Extract the text of every entry below exactly; leave images out.

## Start

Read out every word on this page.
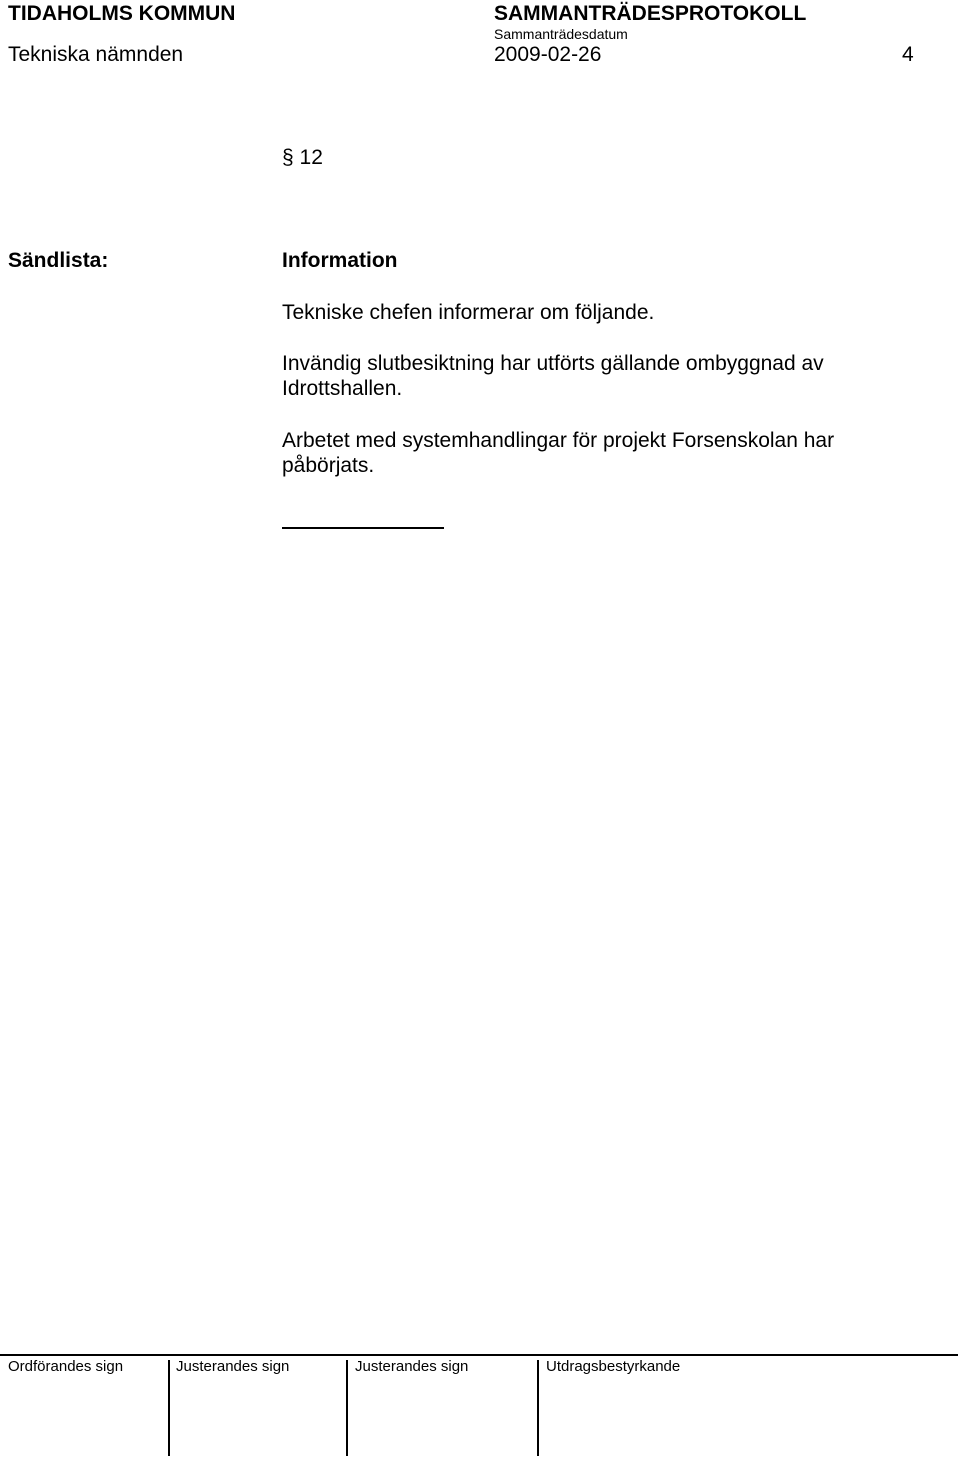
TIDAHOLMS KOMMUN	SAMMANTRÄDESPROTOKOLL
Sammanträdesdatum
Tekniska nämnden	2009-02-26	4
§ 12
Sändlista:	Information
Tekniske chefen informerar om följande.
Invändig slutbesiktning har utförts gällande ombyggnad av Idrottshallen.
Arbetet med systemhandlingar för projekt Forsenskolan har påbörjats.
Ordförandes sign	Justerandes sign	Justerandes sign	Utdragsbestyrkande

## End

* [CORRECT ANSWER]
Read out every word on this page.
TIDAHOLMS KOMMUN	SAMMANTRÄDESPROTOKOLL
Sammanträdesdatum
Tekniska nämnden	2009-02-26	4
§ 12
Sändlista:	Information
Tekniske chefen informerar om följande.
Invändig slutbesiktning har utförts gällande ombyggnad av Idrottshallen.
Arbetet med systemhandlingar för projekt Forsenskolan har påbörjats.
Ordförandes sign	Justerandes sign	Justerandes sign	Utdragsbestyrkande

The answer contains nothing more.